_RECORDS TO USE_
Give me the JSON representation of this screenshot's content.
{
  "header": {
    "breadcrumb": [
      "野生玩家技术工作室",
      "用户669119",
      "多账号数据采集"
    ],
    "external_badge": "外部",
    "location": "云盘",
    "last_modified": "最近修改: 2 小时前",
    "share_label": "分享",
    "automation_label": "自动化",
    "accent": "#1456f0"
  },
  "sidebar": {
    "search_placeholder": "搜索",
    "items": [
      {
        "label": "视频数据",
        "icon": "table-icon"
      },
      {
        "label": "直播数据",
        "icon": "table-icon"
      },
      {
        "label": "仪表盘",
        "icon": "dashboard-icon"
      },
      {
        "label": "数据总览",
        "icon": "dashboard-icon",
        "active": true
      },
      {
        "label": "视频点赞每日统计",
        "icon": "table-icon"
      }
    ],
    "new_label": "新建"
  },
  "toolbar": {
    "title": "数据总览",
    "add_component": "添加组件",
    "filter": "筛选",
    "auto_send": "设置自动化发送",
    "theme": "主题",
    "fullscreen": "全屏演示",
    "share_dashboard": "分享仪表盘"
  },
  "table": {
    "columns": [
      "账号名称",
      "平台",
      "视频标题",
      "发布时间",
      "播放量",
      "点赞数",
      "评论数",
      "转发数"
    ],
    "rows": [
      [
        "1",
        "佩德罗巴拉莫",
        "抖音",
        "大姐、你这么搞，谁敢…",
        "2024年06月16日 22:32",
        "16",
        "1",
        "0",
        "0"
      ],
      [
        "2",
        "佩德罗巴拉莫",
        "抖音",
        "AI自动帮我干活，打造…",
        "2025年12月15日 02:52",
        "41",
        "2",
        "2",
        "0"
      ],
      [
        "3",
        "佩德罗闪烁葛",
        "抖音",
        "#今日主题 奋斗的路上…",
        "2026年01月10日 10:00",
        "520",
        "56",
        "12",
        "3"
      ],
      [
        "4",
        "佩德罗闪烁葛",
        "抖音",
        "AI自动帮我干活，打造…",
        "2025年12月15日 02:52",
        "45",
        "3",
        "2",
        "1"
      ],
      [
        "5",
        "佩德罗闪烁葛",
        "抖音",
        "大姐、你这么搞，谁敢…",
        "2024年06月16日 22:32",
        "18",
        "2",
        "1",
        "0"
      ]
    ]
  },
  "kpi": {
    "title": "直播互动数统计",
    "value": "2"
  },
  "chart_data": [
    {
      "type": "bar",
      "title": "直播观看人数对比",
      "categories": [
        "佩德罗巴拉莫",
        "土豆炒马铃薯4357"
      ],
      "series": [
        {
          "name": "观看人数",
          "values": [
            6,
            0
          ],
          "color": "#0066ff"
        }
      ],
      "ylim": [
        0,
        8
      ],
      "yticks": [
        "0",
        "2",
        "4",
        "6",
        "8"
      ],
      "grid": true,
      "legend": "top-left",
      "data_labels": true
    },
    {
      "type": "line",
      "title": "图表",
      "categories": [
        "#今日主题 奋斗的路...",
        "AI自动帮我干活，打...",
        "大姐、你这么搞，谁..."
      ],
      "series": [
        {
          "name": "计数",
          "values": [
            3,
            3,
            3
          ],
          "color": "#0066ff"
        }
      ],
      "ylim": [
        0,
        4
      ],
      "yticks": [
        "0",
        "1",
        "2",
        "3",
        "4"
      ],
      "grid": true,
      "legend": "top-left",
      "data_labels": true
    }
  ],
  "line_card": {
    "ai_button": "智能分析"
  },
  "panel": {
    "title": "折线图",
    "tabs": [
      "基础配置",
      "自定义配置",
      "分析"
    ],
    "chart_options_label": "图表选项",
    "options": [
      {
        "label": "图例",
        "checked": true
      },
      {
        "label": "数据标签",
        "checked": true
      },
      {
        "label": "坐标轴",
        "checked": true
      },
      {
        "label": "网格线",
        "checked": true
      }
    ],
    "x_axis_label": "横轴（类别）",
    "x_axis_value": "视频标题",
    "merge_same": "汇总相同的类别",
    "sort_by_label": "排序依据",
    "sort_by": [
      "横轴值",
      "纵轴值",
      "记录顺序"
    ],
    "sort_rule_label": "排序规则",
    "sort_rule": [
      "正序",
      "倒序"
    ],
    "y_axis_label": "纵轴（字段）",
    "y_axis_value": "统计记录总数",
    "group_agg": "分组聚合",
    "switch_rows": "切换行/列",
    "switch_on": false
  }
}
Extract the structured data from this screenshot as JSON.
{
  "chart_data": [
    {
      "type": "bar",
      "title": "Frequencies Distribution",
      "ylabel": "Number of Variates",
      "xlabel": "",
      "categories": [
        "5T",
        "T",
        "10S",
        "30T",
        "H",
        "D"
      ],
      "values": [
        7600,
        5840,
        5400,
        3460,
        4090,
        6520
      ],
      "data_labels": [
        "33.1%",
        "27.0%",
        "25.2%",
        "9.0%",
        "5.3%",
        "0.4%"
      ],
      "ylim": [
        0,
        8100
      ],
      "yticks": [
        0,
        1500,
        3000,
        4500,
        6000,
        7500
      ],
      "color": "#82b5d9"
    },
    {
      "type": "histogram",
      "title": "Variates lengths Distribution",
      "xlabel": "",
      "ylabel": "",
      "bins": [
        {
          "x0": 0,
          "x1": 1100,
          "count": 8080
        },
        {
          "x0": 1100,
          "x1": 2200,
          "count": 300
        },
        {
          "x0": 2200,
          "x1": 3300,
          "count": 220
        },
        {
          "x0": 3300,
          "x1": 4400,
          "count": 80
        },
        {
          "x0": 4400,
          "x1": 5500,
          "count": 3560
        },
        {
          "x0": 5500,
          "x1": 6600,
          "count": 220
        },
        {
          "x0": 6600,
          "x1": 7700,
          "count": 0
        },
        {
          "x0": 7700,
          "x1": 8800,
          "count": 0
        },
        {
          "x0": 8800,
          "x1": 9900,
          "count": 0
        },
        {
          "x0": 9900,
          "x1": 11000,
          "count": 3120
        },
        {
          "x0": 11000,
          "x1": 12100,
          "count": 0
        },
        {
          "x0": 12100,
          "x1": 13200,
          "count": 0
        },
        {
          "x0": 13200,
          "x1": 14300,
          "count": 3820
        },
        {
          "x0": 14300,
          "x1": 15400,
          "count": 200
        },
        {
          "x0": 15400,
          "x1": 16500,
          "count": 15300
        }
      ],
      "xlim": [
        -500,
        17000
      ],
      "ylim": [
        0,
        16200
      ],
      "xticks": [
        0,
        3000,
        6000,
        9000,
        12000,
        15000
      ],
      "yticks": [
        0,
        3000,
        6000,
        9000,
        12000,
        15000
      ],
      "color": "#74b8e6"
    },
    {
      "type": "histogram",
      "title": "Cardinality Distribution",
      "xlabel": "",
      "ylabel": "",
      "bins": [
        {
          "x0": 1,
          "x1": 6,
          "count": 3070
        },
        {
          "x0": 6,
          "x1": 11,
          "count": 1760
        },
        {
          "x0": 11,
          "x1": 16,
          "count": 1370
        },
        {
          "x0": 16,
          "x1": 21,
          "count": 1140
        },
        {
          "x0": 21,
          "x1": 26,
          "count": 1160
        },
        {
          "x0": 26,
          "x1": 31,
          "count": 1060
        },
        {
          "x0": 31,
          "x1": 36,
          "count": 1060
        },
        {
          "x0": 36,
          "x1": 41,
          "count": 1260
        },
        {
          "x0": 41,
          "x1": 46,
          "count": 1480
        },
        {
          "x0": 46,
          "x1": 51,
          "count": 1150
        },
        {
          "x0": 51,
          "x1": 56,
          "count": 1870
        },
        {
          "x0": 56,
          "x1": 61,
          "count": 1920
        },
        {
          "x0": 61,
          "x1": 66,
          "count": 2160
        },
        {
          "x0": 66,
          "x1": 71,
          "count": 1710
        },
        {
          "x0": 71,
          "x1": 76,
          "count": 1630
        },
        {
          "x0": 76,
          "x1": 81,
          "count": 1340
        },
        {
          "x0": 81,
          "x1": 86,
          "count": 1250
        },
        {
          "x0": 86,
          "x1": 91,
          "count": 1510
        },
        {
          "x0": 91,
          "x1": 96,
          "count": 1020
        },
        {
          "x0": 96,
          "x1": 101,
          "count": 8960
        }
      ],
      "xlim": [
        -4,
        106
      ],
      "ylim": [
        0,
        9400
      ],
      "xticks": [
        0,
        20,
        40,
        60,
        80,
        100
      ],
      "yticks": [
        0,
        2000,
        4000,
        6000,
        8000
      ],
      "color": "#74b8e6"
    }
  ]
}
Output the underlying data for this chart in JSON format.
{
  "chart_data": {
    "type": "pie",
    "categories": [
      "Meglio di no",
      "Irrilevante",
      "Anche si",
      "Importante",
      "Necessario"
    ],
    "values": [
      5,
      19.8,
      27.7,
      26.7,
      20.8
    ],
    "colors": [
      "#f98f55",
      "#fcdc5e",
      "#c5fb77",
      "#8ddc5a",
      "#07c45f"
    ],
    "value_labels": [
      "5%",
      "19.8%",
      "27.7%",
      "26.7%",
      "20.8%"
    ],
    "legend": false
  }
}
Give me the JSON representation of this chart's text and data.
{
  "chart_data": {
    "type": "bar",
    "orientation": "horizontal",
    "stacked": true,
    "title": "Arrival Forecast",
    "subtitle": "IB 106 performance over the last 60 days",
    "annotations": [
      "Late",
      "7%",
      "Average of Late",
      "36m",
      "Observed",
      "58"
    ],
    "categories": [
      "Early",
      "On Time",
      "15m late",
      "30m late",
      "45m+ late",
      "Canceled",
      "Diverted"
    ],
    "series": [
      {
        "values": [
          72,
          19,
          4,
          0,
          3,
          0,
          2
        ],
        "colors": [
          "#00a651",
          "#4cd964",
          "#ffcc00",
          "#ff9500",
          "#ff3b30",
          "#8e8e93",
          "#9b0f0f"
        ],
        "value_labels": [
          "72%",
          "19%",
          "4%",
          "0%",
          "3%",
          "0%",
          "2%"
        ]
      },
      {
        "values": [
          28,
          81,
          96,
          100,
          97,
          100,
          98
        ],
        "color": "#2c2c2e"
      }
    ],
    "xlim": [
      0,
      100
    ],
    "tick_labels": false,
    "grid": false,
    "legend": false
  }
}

_WRITTEN INSTRUCTION_
Repeat exactly the lines from the line containing "Give me the JSON representation of this chart's" through the end of the listing above; both boundary lines are part of the output.

_EXERCISE RESULT_
Give me the JSON representation of this chart's text and data.
{
  "chart_data": {
    "type": "bar",
    "orientation": "horizontal",
    "stacked": true,
    "title": "Arrival Forecast",
    "subtitle": "IB 106 performance over the last 60 days",
    "annotations": [
      "Late",
      "7%",
      "Average of Late",
      "36m",
      "Observed",
      "58"
    ],
    "categories": [
      "Early",
      "On Time",
      "15m late",
      "30m late",
      "45m+ late",
      "Canceled",
      "Diverted"
    ],
    "series": [
      {
        "values": [
          72,
          19,
          4,
          0,
          3,
          0,
          2
        ],
        "colors": [
          "#00a651",
          "#4cd964",
          "#ffcc00",
          "#ff9500",
          "#ff3b30",
          "#8e8e93",
          "#9b0f0f"
        ],
        "value_labels": [
          "72%",
          "19%",
          "4%",
          "0%",
          "3%",
          "0%",
          "2%"
        ]
      },
      {
        "values": [
          28,
          81,
          96,
          100,
          97,
          100,
          98
        ],
        "color": "#2c2c2e"
      }
    ],
    "xlim": [
      0,
      100
    ],
    "tick_labels": false,
    "grid": false,
    "legend": false
  }
}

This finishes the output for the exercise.